**Short exercise:** Only a number is wanted here: the number of lines of the data that include "kapusta".

++++ Data

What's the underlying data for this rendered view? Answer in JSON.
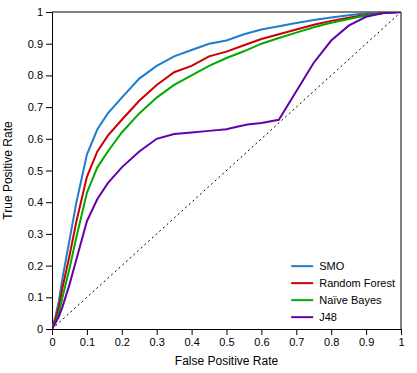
{
  "chart_data": {
    "type": "line",
    "xlabel": "False Positive Rate",
    "ylabel": "True Positive Rate",
    "xlim": [
      0,
      1
    ],
    "ylim": [
      0,
      1
    ],
    "xticks": [
      0,
      0.1,
      0.2,
      0.3,
      0.4,
      0.5,
      0.6,
      0.7,
      0.8,
      0.9,
      1
    ],
    "yticks": [
      0,
      0.1,
      0.2,
      0.3,
      0.4,
      0.5,
      0.6,
      0.7,
      0.8,
      0.9,
      1
    ],
    "grid": false,
    "legend": "lower right",
    "series": [
      {
        "color": "#000000",
        "line_style": "dotted",
        "x": [
          0,
          1
        ],
        "values": [
          0,
          1
        ]
      },
      {
        "name": "SMO",
        "color": "#1e7ecd",
        "x": [
          0.0,
          0.01,
          0.02,
          0.03,
          0.05,
          0.07,
          0.1,
          0.13,
          0.16,
          0.2,
          0.25,
          0.3,
          0.35,
          0.4,
          0.45,
          0.5,
          0.55,
          0.6,
          0.65,
          0.7,
          0.75,
          0.8,
          0.85,
          0.9,
          0.95,
          1.0
        ],
        "values": [
          0.0,
          0.04,
          0.09,
          0.16,
          0.28,
          0.4,
          0.55,
          0.63,
          0.68,
          0.73,
          0.79,
          0.83,
          0.86,
          0.88,
          0.9,
          0.91,
          0.93,
          0.945,
          0.955,
          0.965,
          0.975,
          0.983,
          0.99,
          0.996,
          0.999,
          1.0
        ]
      },
      {
        "name": "Random Forest",
        "color": "#cc0000",
        "x": [
          0.0,
          0.01,
          0.02,
          0.03,
          0.05,
          0.07,
          0.1,
          0.13,
          0.16,
          0.2,
          0.25,
          0.3,
          0.35,
          0.4,
          0.45,
          0.5,
          0.55,
          0.6,
          0.65,
          0.7,
          0.75,
          0.8,
          0.85,
          0.9,
          0.95,
          1.0
        ],
        "values": [
          0.0,
          0.03,
          0.07,
          0.13,
          0.23,
          0.34,
          0.48,
          0.56,
          0.61,
          0.66,
          0.72,
          0.77,
          0.81,
          0.83,
          0.86,
          0.875,
          0.895,
          0.915,
          0.93,
          0.945,
          0.96,
          0.972,
          0.982,
          0.991,
          0.997,
          1.0
        ]
      },
      {
        "name": "Naïve Bayes",
        "color": "#00aa00",
        "x": [
          0.0,
          0.01,
          0.02,
          0.03,
          0.05,
          0.07,
          0.1,
          0.13,
          0.16,
          0.2,
          0.25,
          0.3,
          0.35,
          0.4,
          0.45,
          0.5,
          0.55,
          0.6,
          0.65,
          0.7,
          0.75,
          0.8,
          0.85,
          0.9,
          0.95,
          1.0
        ],
        "values": [
          0.0,
          0.02,
          0.05,
          0.1,
          0.19,
          0.29,
          0.43,
          0.51,
          0.56,
          0.62,
          0.68,
          0.73,
          0.77,
          0.8,
          0.83,
          0.855,
          0.876,
          0.9,
          0.918,
          0.935,
          0.952,
          0.966,
          0.978,
          0.989,
          0.997,
          1.0
        ]
      },
      {
        "name": "J48",
        "color": "#6600aa",
        "x": [
          0.0,
          0.01,
          0.02,
          0.03,
          0.05,
          0.07,
          0.1,
          0.13,
          0.16,
          0.2,
          0.25,
          0.3,
          0.35,
          0.4,
          0.45,
          0.5,
          0.53,
          0.56,
          0.6,
          0.65,
          0.7,
          0.75,
          0.8,
          0.85,
          0.9,
          0.95,
          1.0
        ],
        "values": [
          0.0,
          0.02,
          0.04,
          0.07,
          0.14,
          0.22,
          0.34,
          0.41,
          0.46,
          0.51,
          0.56,
          0.6,
          0.615,
          0.62,
          0.625,
          0.63,
          0.638,
          0.645,
          0.65,
          0.66,
          0.75,
          0.84,
          0.91,
          0.957,
          0.985,
          0.997,
          1.0
        ]
      }
    ]
  }
}
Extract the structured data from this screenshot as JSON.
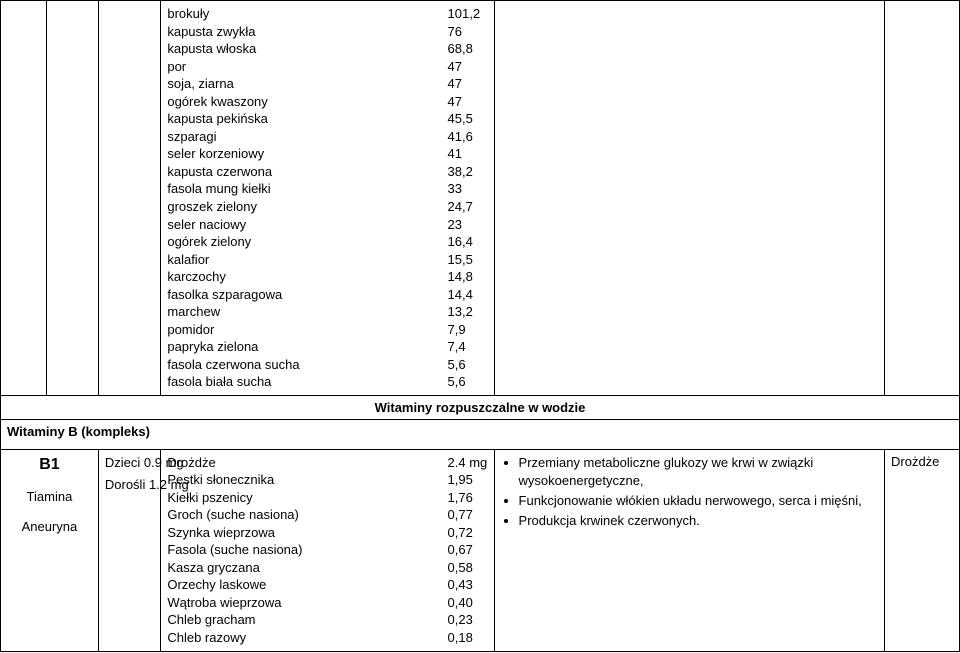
{
  "topFoods": {
    "items": [
      {
        "name": "brokuły",
        "value": "101,2"
      },
      {
        "name": "kapusta zwykła",
        "value": "76"
      },
      {
        "name": "kapusta włoska",
        "value": "68,8"
      },
      {
        "name": "por",
        "value": "47"
      },
      {
        "name": "soja, ziarna",
        "value": "47"
      },
      {
        "name": "ogórek kwaszony",
        "value": "47"
      },
      {
        "name": "kapusta pekińska",
        "value": "45,5"
      },
      {
        "name": "szparagi",
        "value": "41,6"
      },
      {
        "name": "seler korzeniowy",
        "value": "41"
      },
      {
        "name": "kapusta czerwona",
        "value": "38,2"
      },
      {
        "name": "fasola mung kiełki",
        "value": "33"
      },
      {
        "name": "groszek zielony",
        "value": "24,7"
      },
      {
        "name": "seler naciowy",
        "value": "23"
      },
      {
        "name": "ogórek zielony",
        "value": "16,4"
      },
      {
        "name": "kalafior",
        "value": "15,5"
      },
      {
        "name": "karczochy",
        "value": "14,8"
      },
      {
        "name": "fasolka szparagowa",
        "value": "14,4"
      },
      {
        "name": "marchew",
        "value": "13,2"
      },
      {
        "name": "pomidor",
        "value": "7,9"
      },
      {
        "name": "papryka zielona",
        "value": "7,4"
      },
      {
        "name": "fasola czerwona sucha",
        "value": "5,6"
      },
      {
        "name": "fasola biała sucha",
        "value": "5,6"
      }
    ]
  },
  "sectionHeader": "Witaminy rozpuszczalne w wodzie",
  "complexHeader": "Witaminy B (kompleks)",
  "b1": {
    "code": "B1",
    "name1": "Tiamina",
    "name2": "Aneuryna",
    "doseChild": "Dzieci 0.9 mg",
    "doseAdult": "Dorośli 1.2 mg",
    "foods": [
      {
        "name": "Drożdże",
        "value": "2.4 mg"
      },
      {
        "name": "Pestki słonecznika",
        "value": "1,95"
      },
      {
        "name": "Kiełki pszenicy",
        "value": "1,76"
      },
      {
        "name": "Groch (suche nasiona)",
        "value": "0,77"
      },
      {
        "name": "Szynka wieprzowa",
        "value": "0,72"
      },
      {
        "name": "Fasola (suche nasiona)",
        "value": "0,67"
      },
      {
        "name": "Kasza gryczana",
        "value": "0,58"
      },
      {
        "name": "Orzechy laskowe",
        "value": "0,43"
      },
      {
        "name": "Wątroba wieprzowa",
        "value": "0,40"
      },
      {
        "name": "Chleb gracham",
        "value": "0,23"
      },
      {
        "name": "Chleb razowy",
        "value": "0,18"
      }
    ],
    "functions": [
      "Przemiany metaboliczne glukozy we krwi w związki wysokoenergetyczne,",
      "Funkcjonowanie włókien układu nerwowego, serca i mięśni,",
      "Produkcja krwinek czerwonych."
    ],
    "rightCol": "Drożdże"
  }
}
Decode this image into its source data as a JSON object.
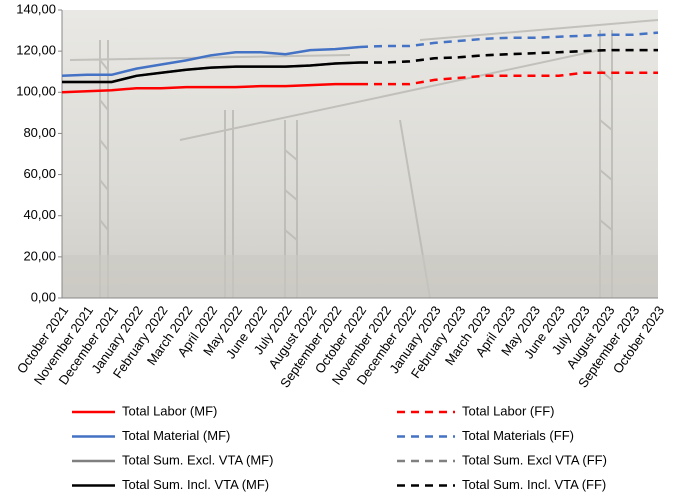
{
  "chart_data": {
    "type": "line",
    "categories": [
      "October 2021",
      "November 2021",
      "December 2021",
      "January 2022",
      "February 2022",
      "March 2022",
      "April 2022",
      "May 2022",
      "June 2022",
      "July 2022",
      "August 2022",
      "September 2022",
      "October 2022",
      "November 2022",
      "December 2022",
      "January 2023",
      "February 2023",
      "March 2023",
      "April 2023",
      "May 2023",
      "June 2023",
      "July 2023",
      "August 2023",
      "September 2023",
      "October 2023"
    ],
    "series": [
      {
        "name": "Total Labor (MF)",
        "color": "#ff0000",
        "style": "solid",
        "values": [
          100,
          100.5,
          101,
          102,
          102,
          102.5,
          102.5,
          102.5,
          103,
          103,
          103.5,
          104,
          104,
          null,
          null,
          null,
          null,
          null,
          null,
          null,
          null,
          null,
          null,
          null,
          null
        ]
      },
      {
        "name": "Total Material (MF)",
        "color": "#4472c4",
        "style": "solid",
        "values": [
          108,
          108.5,
          108.5,
          111.5,
          113.5,
          115.5,
          118,
          119.5,
          119.5,
          118.5,
          120.5,
          121,
          122,
          null,
          null,
          null,
          null,
          null,
          null,
          null,
          null,
          null,
          null,
          null,
          null
        ]
      },
      {
        "name": "Total Sum. Excl. VTA (MF)",
        "color": "#808080",
        "style": "solid",
        "values": [
          105,
          105,
          105,
          108,
          109.5,
          111,
          112,
          112.5,
          112.5,
          112.5,
          113,
          114,
          114.5,
          null,
          null,
          null,
          null,
          null,
          null,
          null,
          null,
          null,
          null,
          null,
          null
        ]
      },
      {
        "name": "Total Sum. Incl. VTA (MF)",
        "color": "#000000",
        "style": "solid",
        "values": [
          105,
          105,
          105,
          108,
          109.5,
          111,
          112,
          112.5,
          112.5,
          112.5,
          113,
          114,
          114.5,
          null,
          null,
          null,
          null,
          null,
          null,
          null,
          null,
          null,
          null,
          null,
          null
        ]
      },
      {
        "name": "Total Labor (FF)",
        "color": "#ff0000",
        "style": "dashed",
        "values": [
          null,
          null,
          null,
          null,
          null,
          null,
          null,
          null,
          null,
          null,
          null,
          null,
          104,
          104,
          104,
          106,
          107,
          108,
          108,
          108,
          108,
          109.5,
          109.5,
          109.5,
          109.5
        ]
      },
      {
        "name": "Total Materials (FF)",
        "color": "#4472c4",
        "style": "dashed",
        "values": [
          null,
          null,
          null,
          null,
          null,
          null,
          null,
          null,
          null,
          null,
          null,
          null,
          122,
          122.5,
          122.5,
          124,
          125,
          126,
          126.5,
          126.5,
          127,
          127.5,
          128,
          128,
          129
        ]
      },
      {
        "name": "Total Sum. Excl VTA (FF)",
        "color": "#808080",
        "style": "dashed",
        "values": [
          null,
          null,
          null,
          null,
          null,
          null,
          null,
          null,
          null,
          null,
          null,
          null,
          114.5,
          114.5,
          115,
          116.5,
          117,
          118,
          118.5,
          119,
          119.5,
          120,
          120.5,
          120.5,
          120.5
        ]
      },
      {
        "name": "Total Sum. Incl. VTA (FF)",
        "color": "#000000",
        "style": "dashed",
        "values": [
          null,
          null,
          null,
          null,
          null,
          null,
          null,
          null,
          null,
          null,
          null,
          null,
          114.5,
          114.5,
          115,
          116.5,
          117,
          118,
          118.5,
          119,
          119.5,
          120,
          120.5,
          120.5,
          120.5
        ]
      }
    ],
    "ylim": [
      0,
      140
    ],
    "yticks": [
      {
        "value": 0,
        "label": "0,00"
      },
      {
        "value": 20,
        "label": "20,00"
      },
      {
        "value": 40,
        "label": "40,00"
      },
      {
        "value": 60,
        "label": "60,00"
      },
      {
        "value": 80,
        "label": "80,00"
      },
      {
        "value": 100,
        "label": "100,00"
      },
      {
        "value": 120,
        "label": "120,00"
      },
      {
        "value": 140,
        "label": "140,00"
      }
    ],
    "grid": false
  }
}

++++++++

**Solution to this task:** 4